-- begin --
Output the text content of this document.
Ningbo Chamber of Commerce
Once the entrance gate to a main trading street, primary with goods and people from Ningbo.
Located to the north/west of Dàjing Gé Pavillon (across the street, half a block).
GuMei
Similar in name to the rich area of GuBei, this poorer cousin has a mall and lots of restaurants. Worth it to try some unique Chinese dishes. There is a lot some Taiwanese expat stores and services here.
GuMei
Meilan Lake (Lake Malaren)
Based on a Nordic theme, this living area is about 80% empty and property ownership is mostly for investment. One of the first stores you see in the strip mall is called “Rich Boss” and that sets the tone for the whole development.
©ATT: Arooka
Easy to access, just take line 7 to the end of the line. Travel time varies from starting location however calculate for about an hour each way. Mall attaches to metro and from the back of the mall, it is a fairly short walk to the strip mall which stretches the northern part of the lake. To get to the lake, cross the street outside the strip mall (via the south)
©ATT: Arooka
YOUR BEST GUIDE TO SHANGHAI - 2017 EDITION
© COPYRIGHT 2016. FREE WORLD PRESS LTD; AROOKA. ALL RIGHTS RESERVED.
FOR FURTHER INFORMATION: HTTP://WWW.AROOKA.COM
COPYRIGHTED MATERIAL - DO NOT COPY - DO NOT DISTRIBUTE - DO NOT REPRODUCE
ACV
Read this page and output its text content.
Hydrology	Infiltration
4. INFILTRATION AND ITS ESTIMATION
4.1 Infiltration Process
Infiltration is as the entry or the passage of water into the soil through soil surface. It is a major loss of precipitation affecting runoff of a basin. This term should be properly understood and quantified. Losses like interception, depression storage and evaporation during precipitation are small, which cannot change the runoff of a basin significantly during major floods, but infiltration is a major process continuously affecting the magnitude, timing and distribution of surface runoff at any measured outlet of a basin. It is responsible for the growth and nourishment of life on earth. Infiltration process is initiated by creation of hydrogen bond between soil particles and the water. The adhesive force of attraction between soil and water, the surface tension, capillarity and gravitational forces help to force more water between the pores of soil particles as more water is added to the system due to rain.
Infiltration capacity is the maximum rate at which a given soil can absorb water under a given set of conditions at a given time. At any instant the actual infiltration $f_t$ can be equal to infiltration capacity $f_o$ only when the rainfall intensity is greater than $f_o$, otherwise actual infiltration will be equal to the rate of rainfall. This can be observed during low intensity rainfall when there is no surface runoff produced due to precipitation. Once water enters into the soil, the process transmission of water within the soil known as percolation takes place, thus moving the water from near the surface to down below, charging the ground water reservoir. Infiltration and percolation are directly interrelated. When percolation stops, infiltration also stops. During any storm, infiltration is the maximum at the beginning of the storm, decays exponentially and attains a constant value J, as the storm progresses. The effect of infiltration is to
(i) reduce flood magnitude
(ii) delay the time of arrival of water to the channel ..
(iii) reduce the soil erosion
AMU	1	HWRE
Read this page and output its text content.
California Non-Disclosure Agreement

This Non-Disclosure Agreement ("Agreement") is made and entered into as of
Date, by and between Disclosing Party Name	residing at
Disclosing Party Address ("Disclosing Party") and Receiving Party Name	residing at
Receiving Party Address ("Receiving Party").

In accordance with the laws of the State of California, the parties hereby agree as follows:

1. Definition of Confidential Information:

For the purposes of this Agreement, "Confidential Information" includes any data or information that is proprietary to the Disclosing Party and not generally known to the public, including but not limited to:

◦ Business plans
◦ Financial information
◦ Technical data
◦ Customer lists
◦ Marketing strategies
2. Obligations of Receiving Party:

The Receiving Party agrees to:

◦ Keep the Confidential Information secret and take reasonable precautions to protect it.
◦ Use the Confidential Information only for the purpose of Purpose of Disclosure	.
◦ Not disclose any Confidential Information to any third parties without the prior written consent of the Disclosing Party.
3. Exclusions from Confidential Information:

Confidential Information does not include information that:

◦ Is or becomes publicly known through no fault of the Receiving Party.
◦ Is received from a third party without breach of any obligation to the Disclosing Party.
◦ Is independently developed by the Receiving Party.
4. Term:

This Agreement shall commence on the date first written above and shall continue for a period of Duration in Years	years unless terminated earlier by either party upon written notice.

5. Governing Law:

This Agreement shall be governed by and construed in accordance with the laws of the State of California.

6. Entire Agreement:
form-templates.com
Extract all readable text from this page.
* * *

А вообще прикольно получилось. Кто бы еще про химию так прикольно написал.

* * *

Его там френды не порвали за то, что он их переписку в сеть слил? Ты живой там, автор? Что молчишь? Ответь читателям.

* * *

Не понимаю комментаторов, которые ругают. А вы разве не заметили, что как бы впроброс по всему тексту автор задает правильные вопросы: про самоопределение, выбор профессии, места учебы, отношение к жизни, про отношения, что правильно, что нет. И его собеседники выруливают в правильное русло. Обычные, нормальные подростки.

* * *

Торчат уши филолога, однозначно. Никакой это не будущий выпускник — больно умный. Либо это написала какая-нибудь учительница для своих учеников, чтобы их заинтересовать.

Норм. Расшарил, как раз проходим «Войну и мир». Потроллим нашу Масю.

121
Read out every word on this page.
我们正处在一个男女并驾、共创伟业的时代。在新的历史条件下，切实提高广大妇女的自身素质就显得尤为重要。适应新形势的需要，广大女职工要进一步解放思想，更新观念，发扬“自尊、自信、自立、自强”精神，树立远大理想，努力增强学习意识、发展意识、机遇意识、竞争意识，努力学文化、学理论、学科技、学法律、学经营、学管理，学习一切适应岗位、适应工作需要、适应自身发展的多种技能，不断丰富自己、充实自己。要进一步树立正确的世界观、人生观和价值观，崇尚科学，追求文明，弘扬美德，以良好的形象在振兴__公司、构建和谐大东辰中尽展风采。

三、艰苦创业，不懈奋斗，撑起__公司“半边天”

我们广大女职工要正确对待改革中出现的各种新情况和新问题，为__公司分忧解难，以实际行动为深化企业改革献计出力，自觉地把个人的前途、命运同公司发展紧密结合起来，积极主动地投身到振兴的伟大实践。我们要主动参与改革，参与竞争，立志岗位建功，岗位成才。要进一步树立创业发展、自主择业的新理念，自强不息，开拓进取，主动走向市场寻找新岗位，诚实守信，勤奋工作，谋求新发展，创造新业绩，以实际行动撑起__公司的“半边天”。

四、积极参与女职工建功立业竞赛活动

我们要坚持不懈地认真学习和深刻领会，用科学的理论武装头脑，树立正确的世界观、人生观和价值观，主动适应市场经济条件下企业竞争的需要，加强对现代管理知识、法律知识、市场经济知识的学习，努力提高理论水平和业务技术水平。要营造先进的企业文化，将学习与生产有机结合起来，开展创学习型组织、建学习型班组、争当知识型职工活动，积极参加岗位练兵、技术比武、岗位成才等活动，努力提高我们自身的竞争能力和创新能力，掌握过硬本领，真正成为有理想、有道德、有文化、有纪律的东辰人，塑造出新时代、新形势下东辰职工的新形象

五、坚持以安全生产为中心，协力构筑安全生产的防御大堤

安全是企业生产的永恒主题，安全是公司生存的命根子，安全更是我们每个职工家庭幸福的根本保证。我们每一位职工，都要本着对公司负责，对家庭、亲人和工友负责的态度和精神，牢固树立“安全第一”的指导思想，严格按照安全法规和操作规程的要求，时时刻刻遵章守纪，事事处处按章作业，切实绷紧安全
-- end --
— WHAT IS NEEDED —
Write down the full listing again, exactly.

— SOLUTION TO THIS EXERCISE —
Output the text content of this document.
Ningbo Chamber of Commerce
Once the entrance gate to a main trading street, primary with goods and people from Ningbo.
Located to the north/west of Dàjing Gé Pavillon (across the street, half a block).
GuMei
Similar in name to the rich area of GuBei, this poorer cousin has a mall and lots of restaurants. Worth it to try some unique Chinese dishes. There is a lot some Taiwanese expat stores and services here.
GuMei
Meilan Lake (Lake Malaren)
Based on a Nordic theme, this living area is about 80% empty and property ownership is mostly for investment. One of the first stores you see in the strip mall is called “Rich Boss” and that sets the tone for the whole development.
©ATT: Arooka
Easy to access, just take line 7 to the end of the line. Travel time varies from starting location however calculate for about an hour each way. Mall attaches to metro and from the back of the mall, it is a fairly short walk to the strip mall which stretches the northern part of the lake. To get to the lake, cross the street outside the strip mall (via the south)
©ATT: Arooka
YOUR BEST GUIDE TO SHANGHAI - 2017 EDITION
© COPYRIGHT 2016. FREE WORLD PRESS LTD; AROOKA. ALL RIGHTS RESERVED.
FOR FURTHER INFORMATION: HTTP://WWW.AROOKA.COM
COPYRIGHTED MATERIAL - DO NOT COPY - DO NOT DISTRIBUTE - DO NOT REPRODUCE
ACV
Read this page and output its text content.
Hydrology	Infiltration
4. INFILTRATION AND ITS ESTIMATION
4.1 Infiltration Process
Infiltration is as the entry or the passage of water into the soil through soil surface. It is a major loss of precipitation affecting runoff of a basin. This term should be properly understood and quantified. Losses like interception, depression storage and evaporation during precipitation are small, which cannot change the runoff of a basin significantly during major floods, but infiltration is a major process continuously affecting the magnitude, timing and distribution of surface runoff at any measured outlet of a basin. It is responsible for the growth and nourishment of life on earth. Infiltration process is initiated by creation of hydrogen bond between soil particles and the water. The adhesive force of attraction between soil and water, the surface tension, capillarity and gravitational forces help to force more water between the pores of soil particles as more water is added to the system due to rain.
Infiltration capacity is the maximum rate at which a given soil can absorb water under a given set of conditions at a given time. At any instant the actual infiltration $f_t$ can be equal to infiltration capacity $f_o$ only when the rainfall intensity is greater than $f_o$, otherwise actual infiltration will be equal to the rate of rainfall. This can be observed during low intensity rainfall when there is no surface runoff produced due to precipitation. Once water enters into the soil, the process transmission of water within the soil known as percolation takes place, thus moving the water from near the surface to down below, charging the ground water reservoir. Infiltration and percolation are directly interrelated. When percolation stops, infiltration also stops. During any storm, infiltration is the maximum at the beginning of the storm, decays exponentially and attains a constant value J, as the storm progresses. The effect of infiltration is to
(i) reduce flood magnitude
(ii) delay the time of arrival of water to the channel ..
(iii) reduce the soil erosion
AMU	1	HWRE
Read this page and output its text content.
California Non-Disclosure Agreement

This Non-Disclosure Agreement ("Agreement") is made and entered into as of
Date, by and between Disclosing Party Name	residing at
Disclosing Party Address ("Disclosing Party") and Receiving Party Name	residing at
Receiving Party Address ("Receiving Party").

In accordance with the laws of the State of California, the parties hereby agree as follows:

1. Definition of Confidential Information:

For the purposes of this Agreement, "Confidential Information" includes any data or information that is proprietary to the Disclosing Party and not generally known to the public, including but not limited to:

◦ Business plans
◦ Financial information
◦ Technical data
◦ Customer lists
◦ Marketing strategies
2. Obligations of Receiving Party:

The Receiving Party agrees to:

◦ Keep the Confidential Information secret and take reasonable precautions to protect it.
◦ Use the Confidential Information only for the purpose of Purpose of Disclosure	.
◦ Not disclose any Confidential Information to any third parties without the prior written consent of the Disclosing Party.
3. Exclusions from Confidential Information:

Confidential Information does not include information that:

◦ Is or becomes publicly known through no fault of the Receiving Party.
◦ Is received from a third party without breach of any obligation to the Disclosing Party.
◦ Is independently developed by the Receiving Party.
4. Term:

This Agreement shall commence on the date first written above and shall continue for a period of Duration in Years	years unless terminated earlier by either party upon written notice.

5. Governing Law:

This Agreement shall be governed by and construed in accordance with the laws of the State of California.

6. Entire Agreement:
form-templates.com
Extract all readable text from this page.
* * *

А вообще прикольно получилось. Кто бы еще про химию так прикольно написал.

* * *

Его там френды не порвали за то, что он их переписку в сеть слил? Ты живой там, автор? Что молчишь? Ответь читателям.

* * *

Не понимаю комментаторов, которые ругают. А вы разве не заметили, что как бы впроброс по всему тексту автор задает правильные вопросы: про самоопределение, выбор профессии, места учебы, отношение к жизни, про отношения, что правильно, что нет. И его собеседники выруливают в правильное русло. Обычные, нормальные подростки.

* * *

Торчат уши филолога, однозначно. Никакой это не будущий выпускник — больно умный. Либо это написала какая-нибудь учительница для своих учеников, чтобы их заинтересовать.

Норм. Расшарил, как раз проходим «Войну и мир». Потроллим нашу Масю.

121
Read out every word on this page.
我们正处在一个男女并驾、共创伟业的时代。在新的历史条件下，切实提高广大妇女的自身素质就显得尤为重要。适应新形势的需要，广大女职工要进一步解放思想，更新观念，发扬“自尊、自信、自立、自强”精神，树立远大理想，努力增强学习意识、发展意识、机遇意识、竞争意识，努力学文化、学理论、学科技、学法律、学经营、学管理，学习一切适应岗位、适应工作需要、适应自身发展的多种技能，不断丰富自己、充实自己。要进一步树立正确的世界观、人生观和价值观，崇尚科学，追求文明，弘扬美德，以良好的形象在振兴__公司、构建和谐大东辰中尽展风采。

三、艰苦创业，不懈奋斗，撑起__公司“半边天”

我们广大女职工要正确对待改革中出现的各种新情况和新问题，为__公司分忧解难，以实际行动为深化企业改革献计出力，自觉地把个人的前途、命运同公司发展紧密结合起来，积极主动地投身到振兴的伟大实践。我们要主动参与改革，参与竞争，立志岗位建功，岗位成才。要进一步树立创业发展、自主择业的新理念，自强不息，开拓进取，主动走向市场寻找新岗位，诚实守信，勤奋工作，谋求新发展，创造新业绩，以实际行动撑起__公司的“半边天”。

四、积极参与女职工建功立业竞赛活动

我们要坚持不懈地认真学习和深刻领会，用科学的理论武装头脑，树立正确的世界观、人生观和价值观，主动适应市场经济条件下企业竞争的需要，加强对现代管理知识、法律知识、市场经济知识的学习，努力提高理论水平和业务技术水平。要营造先进的企业文化，将学习与生产有机结合起来，开展创学习型组织、建学习型班组、争当知识型职工活动，积极参加岗位练兵、技术比武、岗位成才等活动，努力提高我们自身的竞争能力和创新能力，掌握过硬本领，真正成为有理想、有道德、有文化、有纪律的东辰人，塑造出新时代、新形势下东辰职工的新形象

五、坚持以安全生产为中心，协力构筑安全生产的防御大堤

安全是企业生产的永恒主题，安全是公司生存的命根子，安全更是我们每个职工家庭幸福的根本保证。我们每一位职工，都要本着对公司负责，对家庭、亲人和工友负责的态度和精神，牢固树立“安全第一”的指导思想，严格按照安全法规和操作规程的要求，时时刻刻遵章守纪，事事处处按章作业，切实绷紧安全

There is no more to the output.